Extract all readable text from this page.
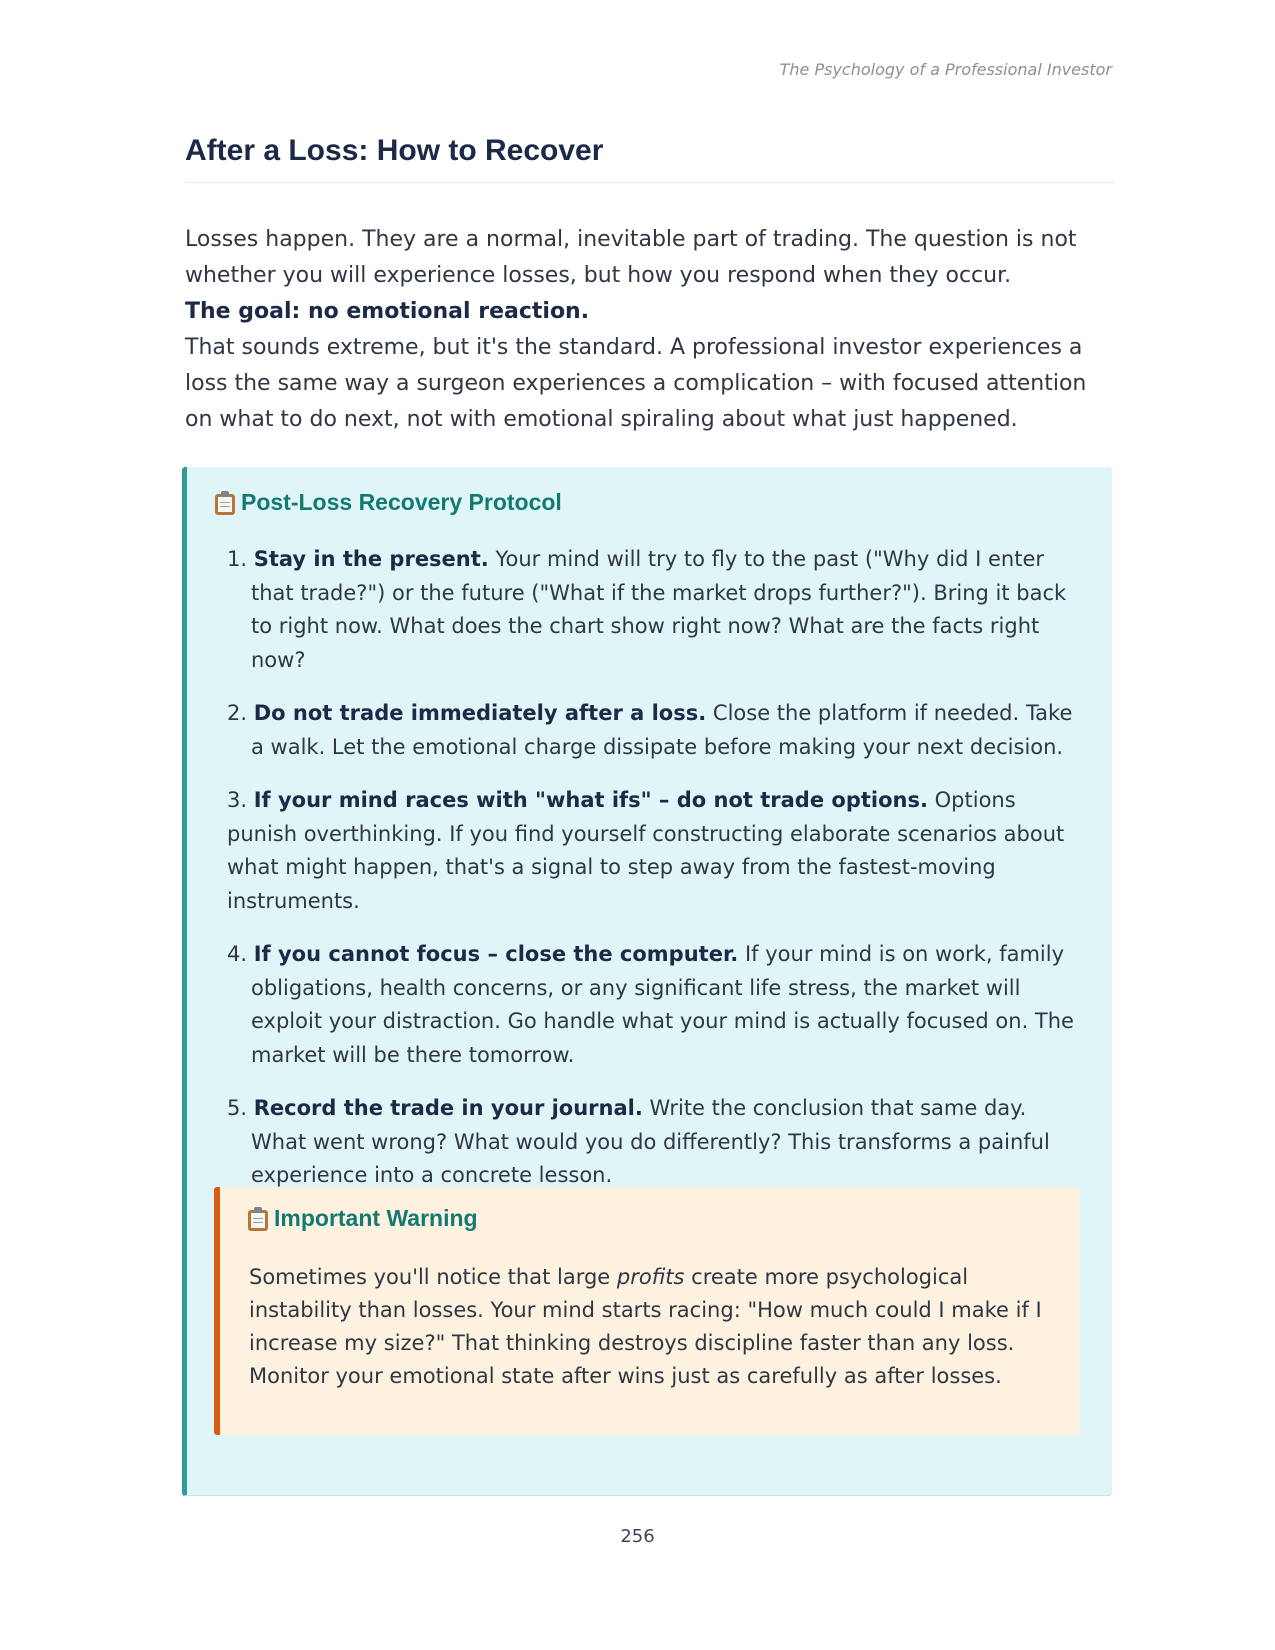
The Psychology of a Professional Investor
After a Loss: How to Recover

Losses happen. They are a normal, inevitable part of trading. The question is not whether you will experience losses, but how you respond when they occur.

The goal: no emotional reaction.

That sounds extreme, but it's the standard. A professional investor experiences a loss the same way a surgeon experiences a complication – with focused attention on what to do next, not with emotional spiraling about what just happened.

Post-Loss Recovery Protocol
1. Stay in the present. Your mind will try to fly to the past ("Why did I enter that trade?") or the future ("What if the market drops further?"). Bring it back to right now. What does the chart show right now? What are the facts right now?
2. Do not trade immediately after a loss. Close the platform if needed. Take a walk. Let the emotional charge dissipate before making your next decision.
3. If your mind races with "what ifs" – do not trade options. Options punish overthinking. If you find yourself constructing elaborate scenarios about what might happen, that's a signal to step away from the fastest-moving instruments.
4. If you cannot focus – close the computer. If your mind is on work, family obligations, health concerns, or any significant life stress, the market will exploit your distraction. Go handle what your mind is actually focused on. The market will be there tomorrow.
5. Record the trade in your journal. Write the conclusion that same day. What went wrong? What would you do differently? This transforms a painful experience into a concrete lesson.
Important Warning

Sometimes you'll notice that large profits create more psychological instability than losses. Your mind starts racing: "How much could I make if I increase my size?" That thinking destroys discipline faster than any loss. Monitor your emotional state after wins just as carefully as after losses.

256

**EXERCISE PROMPT**
Restate the records above in full, word for word. Keep pictures out.

**FULL SOLUTION**
Extract all readable text from this page.
The Psychology of a Professional Investor
After a Loss: How to Recover

Losses happen. They are a normal, inevitable part of trading. The question is not whether you will experience losses, but how you respond when they occur.

The goal: no emotional reaction.

That sounds extreme, but it's the standard. A professional investor experiences a loss the same way a surgeon experiences a complication – with focused attention on what to do next, not with emotional spiraling about what just happened.

Post-Loss Recovery Protocol
1. Stay in the present. Your mind will try to fly to the past ("Why did I enter that trade?") or the future ("What if the market drops further?"). Bring it back to right now. What does the chart show right now? What are the facts right now?
2. Do not trade immediately after a loss. Close the platform if needed. Take a walk. Let the emotional charge dissipate before making your next decision.
3. If your mind races with "what ifs" – do not trade options. Options punish overthinking. If you find yourself constructing elaborate scenarios about what might happen, that's a signal to step away from the fastest-moving instruments.
4. If you cannot focus – close the computer. If your mind is on work, family obligations, health concerns, or any significant life stress, the market will exploit your distraction. Go handle what your mind is actually focused on. The market will be there tomorrow.
5. Record the trade in your journal. Write the conclusion that same day. What went wrong? What would you do differently? This transforms a painful experience into a concrete lesson.
Important Warning

Sometimes you'll notice that large profits create more psychological instability than losses. Your mind starts racing: "How much could I make if I increase my size?" That thinking destroys discipline faster than any loss. Monitor your emotional state after wins just as carefully as after losses.

256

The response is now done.